[START]

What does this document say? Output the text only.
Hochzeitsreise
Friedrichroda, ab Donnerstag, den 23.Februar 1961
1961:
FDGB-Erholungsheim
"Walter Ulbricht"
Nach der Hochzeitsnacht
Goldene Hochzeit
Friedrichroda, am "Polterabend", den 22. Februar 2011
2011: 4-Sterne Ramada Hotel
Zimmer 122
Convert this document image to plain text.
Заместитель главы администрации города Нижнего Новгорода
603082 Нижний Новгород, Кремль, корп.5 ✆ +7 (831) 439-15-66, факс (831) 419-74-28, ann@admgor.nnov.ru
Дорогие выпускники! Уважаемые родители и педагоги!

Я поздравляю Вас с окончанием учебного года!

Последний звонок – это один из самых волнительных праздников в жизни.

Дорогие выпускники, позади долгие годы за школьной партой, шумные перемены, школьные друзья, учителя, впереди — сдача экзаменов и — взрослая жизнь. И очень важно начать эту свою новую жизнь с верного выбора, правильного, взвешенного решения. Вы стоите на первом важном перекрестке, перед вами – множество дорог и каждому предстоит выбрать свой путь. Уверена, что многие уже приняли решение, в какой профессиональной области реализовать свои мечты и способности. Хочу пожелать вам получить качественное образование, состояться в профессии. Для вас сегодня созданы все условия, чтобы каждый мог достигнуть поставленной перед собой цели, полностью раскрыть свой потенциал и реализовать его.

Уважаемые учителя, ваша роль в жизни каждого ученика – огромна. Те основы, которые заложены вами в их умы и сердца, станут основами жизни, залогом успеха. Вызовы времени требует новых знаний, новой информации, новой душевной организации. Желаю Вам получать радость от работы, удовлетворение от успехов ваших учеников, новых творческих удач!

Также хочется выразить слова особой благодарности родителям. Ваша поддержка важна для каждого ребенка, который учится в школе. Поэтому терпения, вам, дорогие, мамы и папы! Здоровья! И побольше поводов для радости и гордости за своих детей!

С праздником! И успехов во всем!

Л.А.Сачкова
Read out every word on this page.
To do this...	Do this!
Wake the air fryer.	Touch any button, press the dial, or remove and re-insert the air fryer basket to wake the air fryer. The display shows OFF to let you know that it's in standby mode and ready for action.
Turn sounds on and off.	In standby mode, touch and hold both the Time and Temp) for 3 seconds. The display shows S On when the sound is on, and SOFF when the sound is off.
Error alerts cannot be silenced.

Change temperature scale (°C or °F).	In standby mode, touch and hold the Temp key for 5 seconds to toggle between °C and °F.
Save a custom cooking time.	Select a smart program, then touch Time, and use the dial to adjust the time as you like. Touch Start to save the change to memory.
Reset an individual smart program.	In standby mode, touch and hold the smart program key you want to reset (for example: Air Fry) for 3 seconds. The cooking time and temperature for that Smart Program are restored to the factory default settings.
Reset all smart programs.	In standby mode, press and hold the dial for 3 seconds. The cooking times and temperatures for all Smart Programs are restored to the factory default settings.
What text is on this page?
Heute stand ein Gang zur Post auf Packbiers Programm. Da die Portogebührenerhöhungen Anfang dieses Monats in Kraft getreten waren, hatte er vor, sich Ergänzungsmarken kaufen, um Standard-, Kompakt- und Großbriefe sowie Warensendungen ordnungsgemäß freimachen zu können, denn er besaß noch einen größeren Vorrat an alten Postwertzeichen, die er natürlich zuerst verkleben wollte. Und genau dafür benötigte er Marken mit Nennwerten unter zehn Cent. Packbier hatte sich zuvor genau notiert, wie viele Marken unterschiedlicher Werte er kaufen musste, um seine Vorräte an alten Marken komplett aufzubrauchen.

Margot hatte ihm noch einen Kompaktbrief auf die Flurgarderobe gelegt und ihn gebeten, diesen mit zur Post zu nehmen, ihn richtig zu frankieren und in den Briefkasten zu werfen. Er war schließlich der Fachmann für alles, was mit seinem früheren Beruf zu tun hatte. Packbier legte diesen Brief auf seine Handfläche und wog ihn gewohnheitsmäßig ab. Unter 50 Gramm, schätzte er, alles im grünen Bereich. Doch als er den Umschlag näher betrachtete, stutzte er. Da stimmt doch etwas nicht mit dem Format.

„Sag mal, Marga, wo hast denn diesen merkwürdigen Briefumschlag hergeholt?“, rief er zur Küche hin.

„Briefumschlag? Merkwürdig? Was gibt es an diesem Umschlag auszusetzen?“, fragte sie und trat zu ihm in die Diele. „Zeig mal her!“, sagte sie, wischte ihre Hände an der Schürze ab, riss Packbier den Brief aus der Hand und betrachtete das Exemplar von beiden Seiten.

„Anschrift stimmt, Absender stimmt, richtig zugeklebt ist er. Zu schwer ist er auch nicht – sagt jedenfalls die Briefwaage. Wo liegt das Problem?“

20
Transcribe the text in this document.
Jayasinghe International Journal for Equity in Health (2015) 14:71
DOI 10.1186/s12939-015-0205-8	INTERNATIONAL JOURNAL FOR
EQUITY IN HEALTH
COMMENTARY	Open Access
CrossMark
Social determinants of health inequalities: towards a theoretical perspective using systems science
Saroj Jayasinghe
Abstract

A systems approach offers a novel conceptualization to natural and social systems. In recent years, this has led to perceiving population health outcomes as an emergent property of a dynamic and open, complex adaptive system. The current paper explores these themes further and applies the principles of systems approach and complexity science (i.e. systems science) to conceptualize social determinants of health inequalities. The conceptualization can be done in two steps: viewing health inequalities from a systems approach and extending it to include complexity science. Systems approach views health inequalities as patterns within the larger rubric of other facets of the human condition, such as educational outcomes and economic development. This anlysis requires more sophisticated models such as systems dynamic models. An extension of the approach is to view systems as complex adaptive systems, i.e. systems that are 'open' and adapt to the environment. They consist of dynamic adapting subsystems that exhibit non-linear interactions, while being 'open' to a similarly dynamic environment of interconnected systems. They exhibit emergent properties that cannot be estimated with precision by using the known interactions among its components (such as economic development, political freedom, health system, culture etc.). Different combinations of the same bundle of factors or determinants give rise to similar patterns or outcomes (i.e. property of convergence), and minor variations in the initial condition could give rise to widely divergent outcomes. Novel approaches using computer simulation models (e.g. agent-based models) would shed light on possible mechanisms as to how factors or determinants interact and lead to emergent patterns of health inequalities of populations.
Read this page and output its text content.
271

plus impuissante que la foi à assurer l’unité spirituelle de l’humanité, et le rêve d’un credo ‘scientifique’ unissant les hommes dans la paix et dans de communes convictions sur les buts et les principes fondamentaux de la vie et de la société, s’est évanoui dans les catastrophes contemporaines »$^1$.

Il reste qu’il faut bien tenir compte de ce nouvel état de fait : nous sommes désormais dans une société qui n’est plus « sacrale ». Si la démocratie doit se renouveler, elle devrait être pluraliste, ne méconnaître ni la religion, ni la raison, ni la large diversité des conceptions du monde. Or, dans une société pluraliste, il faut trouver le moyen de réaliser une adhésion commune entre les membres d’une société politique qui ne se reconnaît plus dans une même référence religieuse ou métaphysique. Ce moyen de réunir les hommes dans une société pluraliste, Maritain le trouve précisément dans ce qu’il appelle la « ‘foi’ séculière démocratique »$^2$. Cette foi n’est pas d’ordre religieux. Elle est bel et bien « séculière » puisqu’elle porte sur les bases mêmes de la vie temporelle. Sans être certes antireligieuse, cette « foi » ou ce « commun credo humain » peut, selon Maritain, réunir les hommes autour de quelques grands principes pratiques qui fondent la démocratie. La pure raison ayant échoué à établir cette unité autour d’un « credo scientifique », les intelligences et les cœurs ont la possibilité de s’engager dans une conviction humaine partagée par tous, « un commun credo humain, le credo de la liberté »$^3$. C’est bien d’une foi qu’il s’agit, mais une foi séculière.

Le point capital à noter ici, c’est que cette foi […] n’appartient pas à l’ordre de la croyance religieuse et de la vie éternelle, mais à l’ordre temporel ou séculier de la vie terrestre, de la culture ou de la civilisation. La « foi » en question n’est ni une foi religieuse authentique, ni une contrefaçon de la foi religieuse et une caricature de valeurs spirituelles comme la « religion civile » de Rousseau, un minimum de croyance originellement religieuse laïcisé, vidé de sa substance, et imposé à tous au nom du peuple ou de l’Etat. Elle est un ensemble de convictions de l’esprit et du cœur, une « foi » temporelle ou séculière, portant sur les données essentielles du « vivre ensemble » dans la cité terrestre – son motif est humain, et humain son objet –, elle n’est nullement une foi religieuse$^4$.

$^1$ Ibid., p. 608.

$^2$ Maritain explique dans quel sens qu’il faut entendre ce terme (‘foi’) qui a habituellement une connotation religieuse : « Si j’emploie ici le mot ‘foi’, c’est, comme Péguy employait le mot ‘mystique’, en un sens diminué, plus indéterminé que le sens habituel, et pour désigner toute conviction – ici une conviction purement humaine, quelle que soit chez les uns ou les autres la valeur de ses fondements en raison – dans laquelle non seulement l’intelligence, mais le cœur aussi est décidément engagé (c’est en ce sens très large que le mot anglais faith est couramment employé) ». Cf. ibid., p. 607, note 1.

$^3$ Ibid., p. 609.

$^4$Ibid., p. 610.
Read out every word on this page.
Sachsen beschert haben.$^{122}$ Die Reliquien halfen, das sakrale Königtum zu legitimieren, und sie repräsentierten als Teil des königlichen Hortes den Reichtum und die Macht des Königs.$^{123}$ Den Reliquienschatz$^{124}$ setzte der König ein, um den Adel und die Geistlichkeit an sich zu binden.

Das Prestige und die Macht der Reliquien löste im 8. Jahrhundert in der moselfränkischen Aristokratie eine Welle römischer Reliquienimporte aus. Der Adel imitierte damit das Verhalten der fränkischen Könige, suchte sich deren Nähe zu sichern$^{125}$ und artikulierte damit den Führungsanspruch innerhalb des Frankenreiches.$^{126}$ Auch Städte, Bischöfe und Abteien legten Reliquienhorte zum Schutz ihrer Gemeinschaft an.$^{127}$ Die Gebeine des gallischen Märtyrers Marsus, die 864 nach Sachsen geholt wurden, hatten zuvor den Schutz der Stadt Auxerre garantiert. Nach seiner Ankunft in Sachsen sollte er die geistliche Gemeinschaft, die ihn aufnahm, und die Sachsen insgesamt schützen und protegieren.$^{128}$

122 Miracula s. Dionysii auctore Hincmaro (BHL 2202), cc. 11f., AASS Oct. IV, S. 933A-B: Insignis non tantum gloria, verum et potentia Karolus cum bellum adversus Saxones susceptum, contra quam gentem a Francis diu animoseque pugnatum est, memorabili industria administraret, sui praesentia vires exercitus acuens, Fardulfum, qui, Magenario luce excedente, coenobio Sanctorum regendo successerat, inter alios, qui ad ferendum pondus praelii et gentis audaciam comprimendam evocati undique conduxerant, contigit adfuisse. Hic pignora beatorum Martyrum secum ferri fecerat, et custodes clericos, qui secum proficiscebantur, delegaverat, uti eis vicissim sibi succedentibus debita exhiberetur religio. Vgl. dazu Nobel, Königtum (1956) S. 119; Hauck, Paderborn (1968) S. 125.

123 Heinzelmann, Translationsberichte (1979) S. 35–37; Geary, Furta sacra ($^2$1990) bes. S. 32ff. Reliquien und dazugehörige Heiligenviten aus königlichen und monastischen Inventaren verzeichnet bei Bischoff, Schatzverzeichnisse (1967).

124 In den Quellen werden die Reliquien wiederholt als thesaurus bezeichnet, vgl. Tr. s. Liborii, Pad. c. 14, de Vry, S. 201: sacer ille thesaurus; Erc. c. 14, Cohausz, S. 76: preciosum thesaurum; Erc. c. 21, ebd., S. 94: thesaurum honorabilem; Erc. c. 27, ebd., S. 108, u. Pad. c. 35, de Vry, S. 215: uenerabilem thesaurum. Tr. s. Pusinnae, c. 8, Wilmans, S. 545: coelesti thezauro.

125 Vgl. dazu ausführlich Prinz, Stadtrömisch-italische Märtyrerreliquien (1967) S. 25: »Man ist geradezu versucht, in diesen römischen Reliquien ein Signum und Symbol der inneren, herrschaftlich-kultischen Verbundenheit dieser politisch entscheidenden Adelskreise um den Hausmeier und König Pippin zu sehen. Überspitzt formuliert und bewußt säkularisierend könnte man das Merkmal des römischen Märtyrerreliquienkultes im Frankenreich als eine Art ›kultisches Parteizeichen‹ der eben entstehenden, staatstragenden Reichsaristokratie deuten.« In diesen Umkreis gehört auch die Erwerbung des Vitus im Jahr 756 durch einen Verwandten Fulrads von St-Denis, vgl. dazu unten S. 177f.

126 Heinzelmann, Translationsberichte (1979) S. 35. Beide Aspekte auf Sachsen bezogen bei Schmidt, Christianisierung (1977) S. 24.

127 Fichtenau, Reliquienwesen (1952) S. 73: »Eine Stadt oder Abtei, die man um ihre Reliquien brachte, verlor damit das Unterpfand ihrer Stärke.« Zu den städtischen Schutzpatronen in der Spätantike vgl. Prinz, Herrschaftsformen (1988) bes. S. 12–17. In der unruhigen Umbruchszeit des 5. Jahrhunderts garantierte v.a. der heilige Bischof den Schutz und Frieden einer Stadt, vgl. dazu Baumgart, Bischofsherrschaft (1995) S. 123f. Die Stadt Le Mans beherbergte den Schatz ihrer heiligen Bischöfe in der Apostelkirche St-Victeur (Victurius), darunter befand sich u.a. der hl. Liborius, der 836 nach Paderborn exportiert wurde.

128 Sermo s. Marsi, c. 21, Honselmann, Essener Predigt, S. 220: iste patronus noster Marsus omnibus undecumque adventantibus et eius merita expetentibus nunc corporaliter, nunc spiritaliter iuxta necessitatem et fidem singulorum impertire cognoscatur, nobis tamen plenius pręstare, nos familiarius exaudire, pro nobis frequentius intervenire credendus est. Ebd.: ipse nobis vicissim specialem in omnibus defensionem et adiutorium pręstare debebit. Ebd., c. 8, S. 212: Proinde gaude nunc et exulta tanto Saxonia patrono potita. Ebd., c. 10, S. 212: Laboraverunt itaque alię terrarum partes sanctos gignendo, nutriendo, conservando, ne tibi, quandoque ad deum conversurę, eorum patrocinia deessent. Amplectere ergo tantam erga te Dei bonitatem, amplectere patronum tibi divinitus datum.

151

[END]

What to do
Look through the entries and find each line that has the string "жизни". Copy those lines.

Full solution
Последний звонок – это один из самых волнительных праздников в жизни.
Уважаемые учителя, ваша роль в жизни каждого ученика – огромна. Те основы, которые заложены вами в их умы и сердца, станут основами жизни, залогом успеха. Вызовы времени требует новых знаний, новой информации, новой душевной организации. Желаю Вам получать радость от работы, удовлетворение от успехов ваших учеников, новых творческих удач!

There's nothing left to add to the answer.